WHAT YOU HAVE TO DO: Select the lines below containing the word "highlight".

PROVIDED MATERIAL:
[START]

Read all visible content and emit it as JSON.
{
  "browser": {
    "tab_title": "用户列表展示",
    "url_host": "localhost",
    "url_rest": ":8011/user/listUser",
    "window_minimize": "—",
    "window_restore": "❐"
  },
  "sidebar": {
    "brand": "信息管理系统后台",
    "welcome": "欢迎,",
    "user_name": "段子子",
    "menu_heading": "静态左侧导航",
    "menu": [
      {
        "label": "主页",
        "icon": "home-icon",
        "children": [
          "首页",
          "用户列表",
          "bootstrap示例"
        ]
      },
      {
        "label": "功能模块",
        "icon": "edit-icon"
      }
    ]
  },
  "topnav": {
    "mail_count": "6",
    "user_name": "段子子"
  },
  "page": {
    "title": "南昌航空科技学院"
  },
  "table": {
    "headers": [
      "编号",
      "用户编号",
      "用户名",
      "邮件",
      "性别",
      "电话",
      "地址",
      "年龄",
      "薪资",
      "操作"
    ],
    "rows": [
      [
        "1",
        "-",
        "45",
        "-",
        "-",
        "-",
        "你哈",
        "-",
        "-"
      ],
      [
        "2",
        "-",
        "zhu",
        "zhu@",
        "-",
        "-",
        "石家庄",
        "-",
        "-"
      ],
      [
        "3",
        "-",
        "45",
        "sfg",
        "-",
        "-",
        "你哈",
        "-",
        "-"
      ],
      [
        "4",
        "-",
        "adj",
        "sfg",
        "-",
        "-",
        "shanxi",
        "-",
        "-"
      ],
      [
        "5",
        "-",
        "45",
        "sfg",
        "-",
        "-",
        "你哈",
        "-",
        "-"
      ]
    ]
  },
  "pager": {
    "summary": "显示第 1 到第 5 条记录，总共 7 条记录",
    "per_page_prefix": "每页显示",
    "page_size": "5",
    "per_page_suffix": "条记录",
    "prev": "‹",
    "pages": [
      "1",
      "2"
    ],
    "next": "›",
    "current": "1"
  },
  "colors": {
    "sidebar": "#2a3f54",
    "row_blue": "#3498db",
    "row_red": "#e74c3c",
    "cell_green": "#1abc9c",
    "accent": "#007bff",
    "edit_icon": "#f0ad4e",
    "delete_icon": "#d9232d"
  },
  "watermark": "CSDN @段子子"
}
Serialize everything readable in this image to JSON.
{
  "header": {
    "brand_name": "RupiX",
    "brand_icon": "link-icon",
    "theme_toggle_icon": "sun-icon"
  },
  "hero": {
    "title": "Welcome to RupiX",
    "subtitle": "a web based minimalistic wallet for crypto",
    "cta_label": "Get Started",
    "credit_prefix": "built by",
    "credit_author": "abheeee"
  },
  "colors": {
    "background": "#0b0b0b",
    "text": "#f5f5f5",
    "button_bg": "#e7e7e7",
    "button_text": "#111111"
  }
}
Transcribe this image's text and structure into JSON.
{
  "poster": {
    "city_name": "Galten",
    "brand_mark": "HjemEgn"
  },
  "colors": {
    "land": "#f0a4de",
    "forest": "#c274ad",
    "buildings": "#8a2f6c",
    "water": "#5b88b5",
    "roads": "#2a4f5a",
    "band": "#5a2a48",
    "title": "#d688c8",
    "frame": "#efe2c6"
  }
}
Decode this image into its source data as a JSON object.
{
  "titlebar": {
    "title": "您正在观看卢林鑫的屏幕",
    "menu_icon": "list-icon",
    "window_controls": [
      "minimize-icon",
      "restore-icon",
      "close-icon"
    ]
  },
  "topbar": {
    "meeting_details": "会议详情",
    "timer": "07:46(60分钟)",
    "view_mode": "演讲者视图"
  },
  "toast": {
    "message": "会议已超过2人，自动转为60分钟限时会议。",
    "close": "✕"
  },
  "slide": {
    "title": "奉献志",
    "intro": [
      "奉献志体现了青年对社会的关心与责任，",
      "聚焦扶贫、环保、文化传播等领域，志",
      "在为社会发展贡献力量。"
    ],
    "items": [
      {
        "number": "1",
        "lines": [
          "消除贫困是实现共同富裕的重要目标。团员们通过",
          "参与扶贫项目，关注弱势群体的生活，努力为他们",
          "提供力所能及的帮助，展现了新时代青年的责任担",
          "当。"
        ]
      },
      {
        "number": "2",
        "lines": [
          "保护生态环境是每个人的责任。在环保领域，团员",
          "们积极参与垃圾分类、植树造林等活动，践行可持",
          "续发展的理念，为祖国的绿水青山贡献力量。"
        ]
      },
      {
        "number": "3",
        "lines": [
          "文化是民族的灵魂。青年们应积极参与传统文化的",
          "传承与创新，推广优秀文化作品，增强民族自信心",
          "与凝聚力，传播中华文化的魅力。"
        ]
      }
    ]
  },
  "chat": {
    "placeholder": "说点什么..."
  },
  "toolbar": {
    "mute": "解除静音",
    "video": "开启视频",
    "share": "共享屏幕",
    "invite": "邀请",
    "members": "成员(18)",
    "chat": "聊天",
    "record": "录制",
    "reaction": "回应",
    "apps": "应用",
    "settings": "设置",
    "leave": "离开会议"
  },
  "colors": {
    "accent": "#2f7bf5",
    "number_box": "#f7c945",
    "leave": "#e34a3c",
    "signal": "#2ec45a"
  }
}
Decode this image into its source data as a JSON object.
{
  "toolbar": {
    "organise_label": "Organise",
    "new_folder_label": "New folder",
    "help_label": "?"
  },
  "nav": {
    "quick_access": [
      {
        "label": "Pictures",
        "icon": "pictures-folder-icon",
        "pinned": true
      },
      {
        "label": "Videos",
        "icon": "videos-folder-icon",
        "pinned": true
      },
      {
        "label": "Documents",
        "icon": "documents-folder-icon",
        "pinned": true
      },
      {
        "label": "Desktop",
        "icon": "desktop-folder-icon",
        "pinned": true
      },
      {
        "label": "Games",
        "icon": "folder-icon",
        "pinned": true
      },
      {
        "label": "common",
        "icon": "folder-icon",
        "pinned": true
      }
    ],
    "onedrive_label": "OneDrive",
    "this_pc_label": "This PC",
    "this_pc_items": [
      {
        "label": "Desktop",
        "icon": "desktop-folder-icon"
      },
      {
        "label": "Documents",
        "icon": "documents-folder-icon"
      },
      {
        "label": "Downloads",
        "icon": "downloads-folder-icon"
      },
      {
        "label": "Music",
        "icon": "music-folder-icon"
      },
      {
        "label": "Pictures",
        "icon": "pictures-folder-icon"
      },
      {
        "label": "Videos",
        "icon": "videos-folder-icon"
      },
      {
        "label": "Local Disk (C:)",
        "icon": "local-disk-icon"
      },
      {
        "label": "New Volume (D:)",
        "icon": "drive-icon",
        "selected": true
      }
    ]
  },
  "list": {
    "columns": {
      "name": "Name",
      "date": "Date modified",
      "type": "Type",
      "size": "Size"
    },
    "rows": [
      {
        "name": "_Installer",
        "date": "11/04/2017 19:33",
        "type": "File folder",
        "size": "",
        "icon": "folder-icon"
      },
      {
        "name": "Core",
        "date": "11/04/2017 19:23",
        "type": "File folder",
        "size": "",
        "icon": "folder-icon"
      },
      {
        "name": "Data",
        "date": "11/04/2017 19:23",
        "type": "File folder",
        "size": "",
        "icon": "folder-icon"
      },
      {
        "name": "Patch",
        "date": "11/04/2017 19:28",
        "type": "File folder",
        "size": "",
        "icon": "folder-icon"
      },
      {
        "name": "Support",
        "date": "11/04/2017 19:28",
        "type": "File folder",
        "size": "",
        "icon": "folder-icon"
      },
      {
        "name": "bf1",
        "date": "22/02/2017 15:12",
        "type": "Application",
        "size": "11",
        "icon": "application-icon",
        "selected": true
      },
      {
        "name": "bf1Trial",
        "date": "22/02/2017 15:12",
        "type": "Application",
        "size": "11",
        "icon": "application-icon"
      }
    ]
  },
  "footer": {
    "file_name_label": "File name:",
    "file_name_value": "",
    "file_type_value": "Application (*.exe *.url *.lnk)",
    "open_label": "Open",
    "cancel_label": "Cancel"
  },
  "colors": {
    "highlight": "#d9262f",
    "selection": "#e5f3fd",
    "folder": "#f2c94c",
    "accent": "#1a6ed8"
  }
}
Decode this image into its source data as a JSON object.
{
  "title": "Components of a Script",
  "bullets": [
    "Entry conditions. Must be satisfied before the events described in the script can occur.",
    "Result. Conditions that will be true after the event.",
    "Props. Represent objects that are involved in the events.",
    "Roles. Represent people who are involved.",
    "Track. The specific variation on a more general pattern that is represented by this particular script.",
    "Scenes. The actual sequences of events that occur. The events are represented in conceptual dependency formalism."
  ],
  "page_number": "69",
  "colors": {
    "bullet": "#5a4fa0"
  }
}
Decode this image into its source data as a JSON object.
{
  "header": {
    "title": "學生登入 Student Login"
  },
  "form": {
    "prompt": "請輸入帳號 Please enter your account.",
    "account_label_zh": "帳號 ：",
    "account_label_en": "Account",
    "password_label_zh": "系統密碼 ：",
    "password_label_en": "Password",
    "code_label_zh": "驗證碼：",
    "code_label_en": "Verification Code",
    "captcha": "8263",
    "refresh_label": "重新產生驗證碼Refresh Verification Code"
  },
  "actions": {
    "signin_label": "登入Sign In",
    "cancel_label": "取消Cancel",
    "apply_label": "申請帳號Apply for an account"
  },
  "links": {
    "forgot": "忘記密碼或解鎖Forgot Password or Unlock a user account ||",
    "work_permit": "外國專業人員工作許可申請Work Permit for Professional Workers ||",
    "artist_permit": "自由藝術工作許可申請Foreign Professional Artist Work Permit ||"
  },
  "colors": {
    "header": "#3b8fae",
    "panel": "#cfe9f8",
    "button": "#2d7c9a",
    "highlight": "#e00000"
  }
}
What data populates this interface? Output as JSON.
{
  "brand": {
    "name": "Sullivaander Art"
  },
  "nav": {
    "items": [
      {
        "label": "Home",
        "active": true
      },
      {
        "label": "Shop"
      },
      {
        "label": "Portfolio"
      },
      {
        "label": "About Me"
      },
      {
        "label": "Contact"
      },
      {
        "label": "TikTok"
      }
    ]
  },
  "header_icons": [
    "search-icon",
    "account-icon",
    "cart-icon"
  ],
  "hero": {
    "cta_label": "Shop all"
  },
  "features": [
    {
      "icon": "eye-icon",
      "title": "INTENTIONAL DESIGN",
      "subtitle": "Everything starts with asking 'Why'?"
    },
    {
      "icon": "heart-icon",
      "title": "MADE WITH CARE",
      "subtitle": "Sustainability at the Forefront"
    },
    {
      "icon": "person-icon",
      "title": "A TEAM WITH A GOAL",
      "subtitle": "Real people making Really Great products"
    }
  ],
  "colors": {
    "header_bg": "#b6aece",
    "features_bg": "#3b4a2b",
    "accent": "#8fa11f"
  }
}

[END]

EXERCISE ANSWER:
    "highlight": "#d9262f",
    "highlight": "#e00000"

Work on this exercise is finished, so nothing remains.